* start *
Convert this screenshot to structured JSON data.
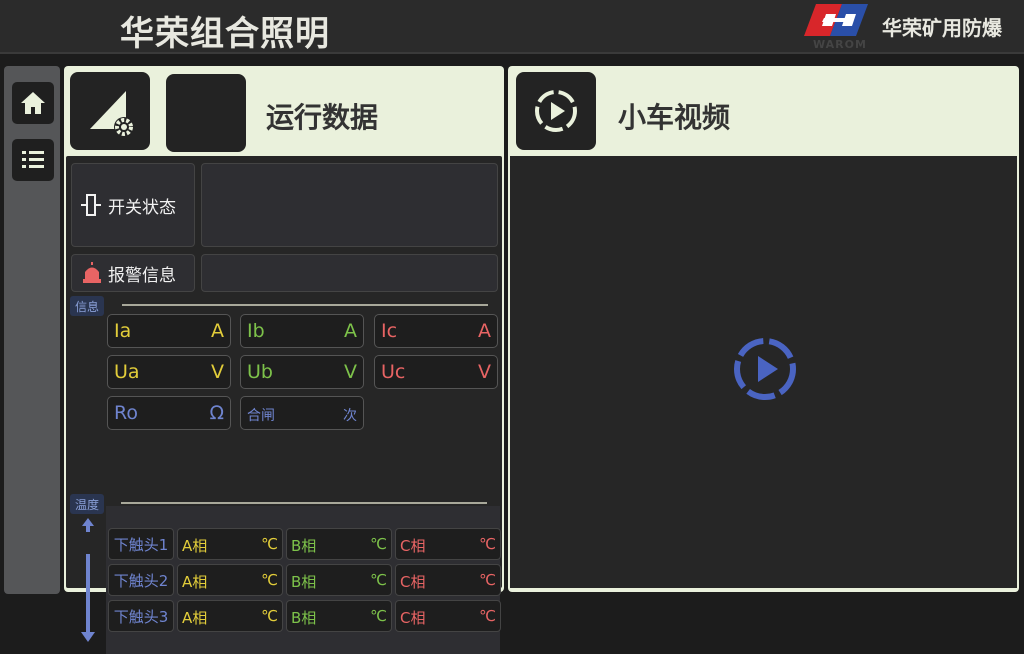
{
  "header": {
    "title": "华荣组合照明",
    "company": "华荣矿用防爆",
    "logo_text": "WAROM"
  },
  "sidebar": {
    "items": [
      {
        "icon": "home-icon"
      },
      {
        "icon": "list-icon"
      }
    ]
  },
  "left_panel": {
    "title": "运行数据",
    "switch_label": "开关状态",
    "alarm_label": "报警信息",
    "info_tag": "信息",
    "temp_tag": "温度",
    "meters": [
      {
        "name": "Ia",
        "unit": "A",
        "color": "#e2cd3a"
      },
      {
        "name": "Ib",
        "unit": "A",
        "color": "#7dc24a"
      },
      {
        "name": "Ic",
        "unit": "A",
        "color": "#e86464"
      },
      {
        "name": "Ua",
        "unit": "V",
        "color": "#e2cd3a"
      },
      {
        "name": "Ub",
        "unit": "V",
        "color": "#7dc24a"
      },
      {
        "name": "Uc",
        "unit": "V",
        "color": "#e86464"
      },
      {
        "name": "Ro",
        "unit": "Ω",
        "color": "#6f84cf"
      },
      {
        "name": "合闸",
        "unit": "次",
        "color": "#6f84cf"
      }
    ],
    "temp_rows": [
      {
        "label": "下触头1",
        "phases": [
          {
            "name": "A相",
            "unit": "℃"
          },
          {
            "name": "B相",
            "unit": "℃"
          },
          {
            "name": "C相",
            "unit": "℃"
          }
        ]
      },
      {
        "label": "下触头2",
        "phases": [
          {
            "name": "A相",
            "unit": "℃"
          },
          {
            "name": "B相",
            "unit": "℃"
          },
          {
            "name": "C相",
            "unit": "℃"
          }
        ]
      },
      {
        "label": "下触头3",
        "phases": [
          {
            "name": "A相",
            "unit": "℃"
          },
          {
            "name": "B相",
            "unit": "℃"
          },
          {
            "name": "C相",
            "unit": "℃"
          }
        ]
      }
    ]
  },
  "right_panel": {
    "title": "小车视频"
  }
}
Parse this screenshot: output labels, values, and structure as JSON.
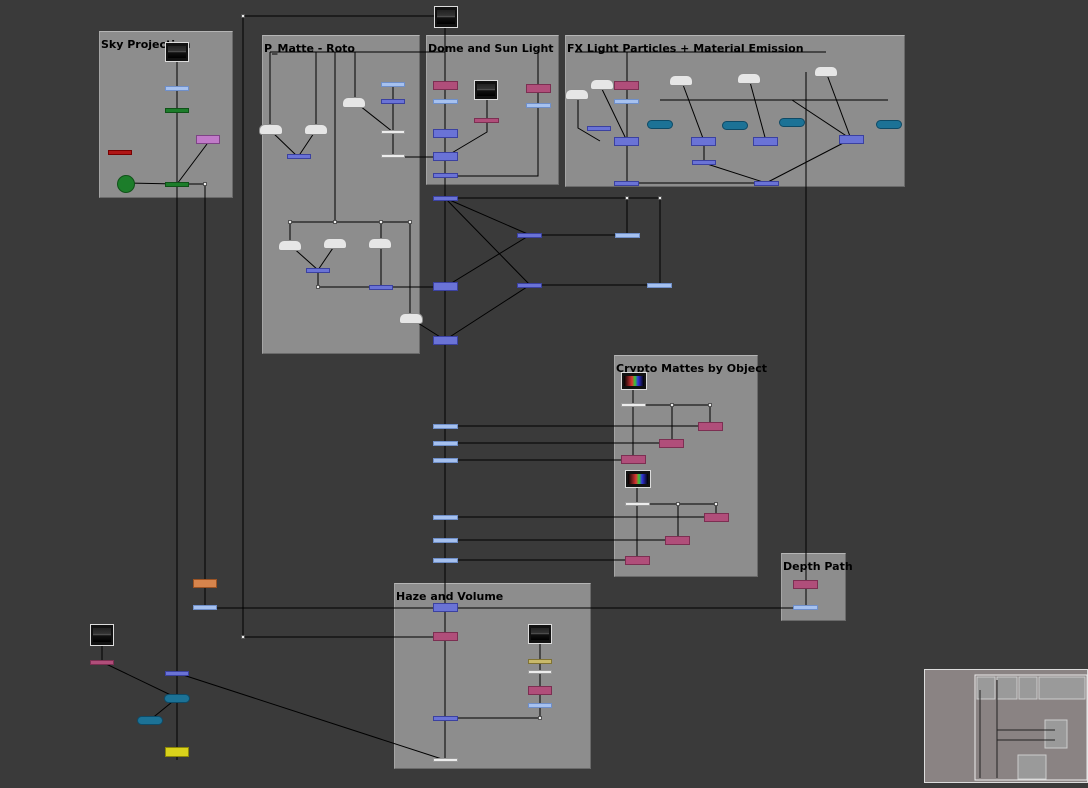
{
  "backdrops": [
    {
      "id": "sky",
      "title": "Sky Projection"
    },
    {
      "id": "roto",
      "title": "P_Matte - Roto"
    },
    {
      "id": "dome",
      "title": "Dome and Sun Light"
    },
    {
      "id": "fx",
      "title": "FX Light Particles + Material Emission"
    },
    {
      "id": "crypto",
      "title": "Crypto Mattes by Object"
    },
    {
      "id": "depth",
      "title": "Depth Path"
    },
    {
      "id": "haze",
      "title": "Haze and Volume"
    }
  ],
  "colors": {
    "canvas": "#3a3a3a",
    "backdrop": "#8d8d8d",
    "merge_node": "#6a73d6",
    "grade_node": "#b04e7a",
    "transform_node": "#a6c1ef",
    "teal_node": "#1c7296",
    "green_node": "#1c7d2a",
    "red_node": "#b01616",
    "orange_node": "#d6844c",
    "yellow_node": "#d9d21b"
  }
}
* end *
* [Exercise prompt]:
Identify each line holding the string "Light", and copy it out.

* [Task response]:
      "title": "Dome and Sun Light"
      "title": "FX Light Particles + Material Emission"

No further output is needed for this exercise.